_Set exercise_: Identify each line in the records below that contains the word "第几行的规则", and copy it.

___ Entries provided ___

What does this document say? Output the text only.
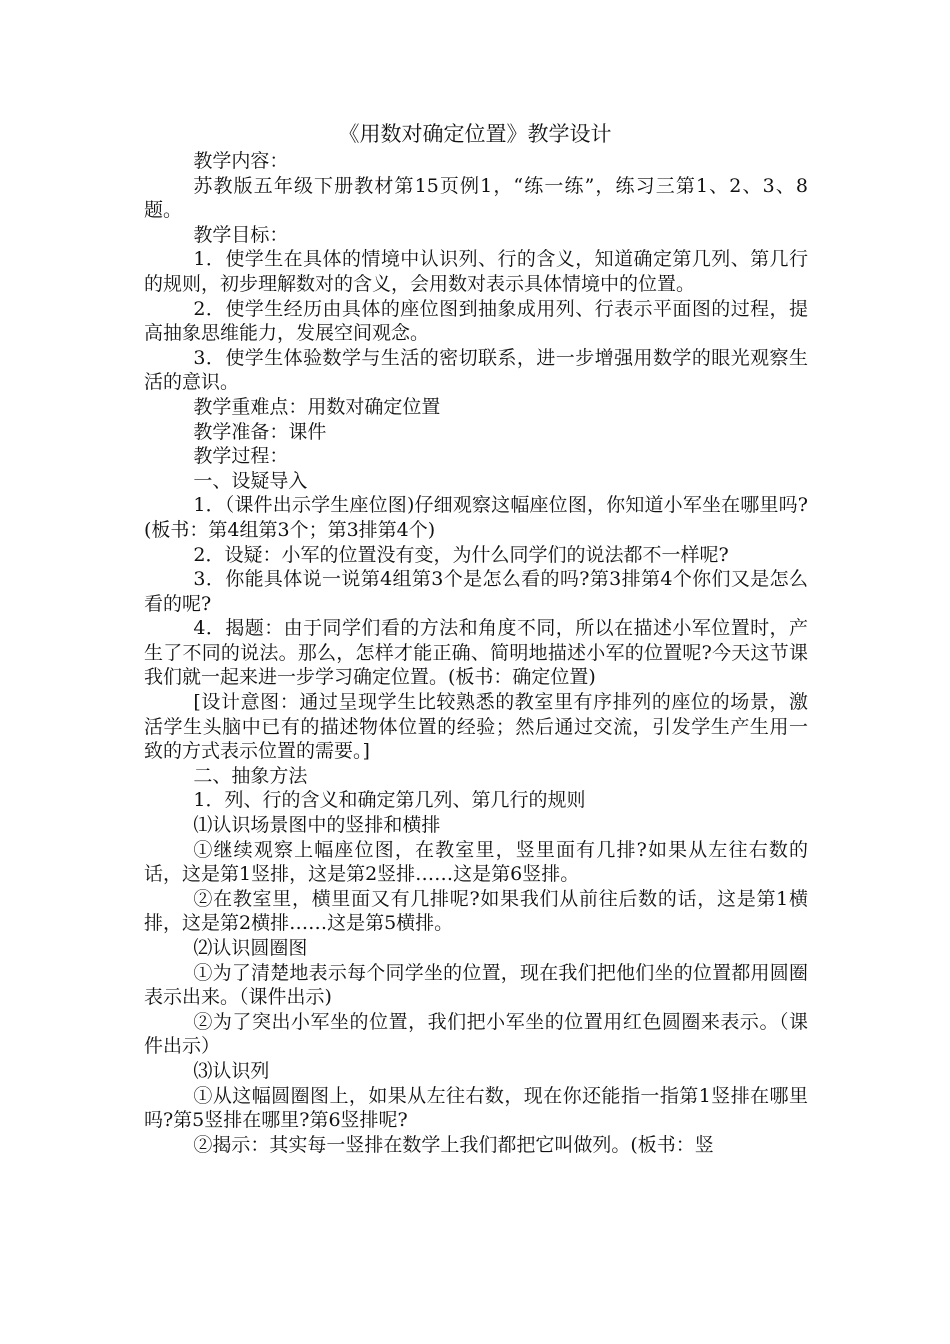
《用数对确定位置》教学设计

教学内容：

苏教版五年级下册教材第15页例1，“练一练”，练习三第1、2、3、8题。

教学目标：

1．使学生在具体的情境中认识列、行的含义，知道确定第几列、第几行的规则，初步理解数对的含义，会用数对表示具体情境中的位置。

2．使学生经历由具体的座位图到抽象成用列、行表示平面图的过程，提高抽象思维能力，发展空间观念。

3．使学生体验数学与生活的密切联系，进一步增强用数学的眼光观察生活的意识。

教学重难点：用数对确定位置

教学准备：课件

教学过程：

一、设疑导入

1．（课件出示学生座位图)仔细观察这幅座位图，你知道小军坐在哪里吗?(板书：第4组第3个；第3排第4个)

2．设疑：小军的位置没有变，为什么同学们的说法都不一样呢?

3．你能具体说一说第4组第3个是怎么看的吗?第3排第4个你们又是怎么看的呢?

4．揭题：由于同学们看的方法和角度不同，所以在描述小军位置时，产生了不同的说法。那么，怎样才能正确、简明地描述小军的位置呢?今天这节课我们就一起来进一步学习确定位置。(板书：确定位置)

[设计意图：通过呈现学生比较熟悉的教室里有序排列的座位的场景，激活学生头脑中已有的描述物体位置的经验；然后通过交流，引发学生产生用一致的方式表示位置的需要。]

二、抽象方法

1．列、行的含义和确定第几列、第几行的规则

⑴认识场景图中的竖排和横排

①继续观察上幅座位图，在教室里，竖里面有几排?如果从左往右数的话，这是第1竖排，这是第2竖排……这是第6竖排。

②在教室里，横里面又有几排呢?如果我们从前往后数的话，这是第1横排，这是第2横排……这是第5横排。

⑵认识圆圈图

①为了清楚地表示每个同学坐的位置，现在我们把他们坐的位置都用圆圈表示出来。（课件出示)

②为了突出小军坐的位置，我们把小军坐的位置用红色圆圈来表示。（课件出示）

⑶认识列

①从这幅圆圈图上，如果从左往右数，现在你还能指一指第1竖排在哪里吗?第5竖排在哪里?第6竖排呢?

②揭示：其实每一竖排在数学上我们都把它叫做列。(板书：竖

___

_Exercise result_:
1．使学生在具体的情境中认识列、行的含义，知道确定第几列、第几行的规则，初步理解数对的含义，会用数对表示具体情境中的位置。
1．列、行的含义和确定第几列、第几行的规则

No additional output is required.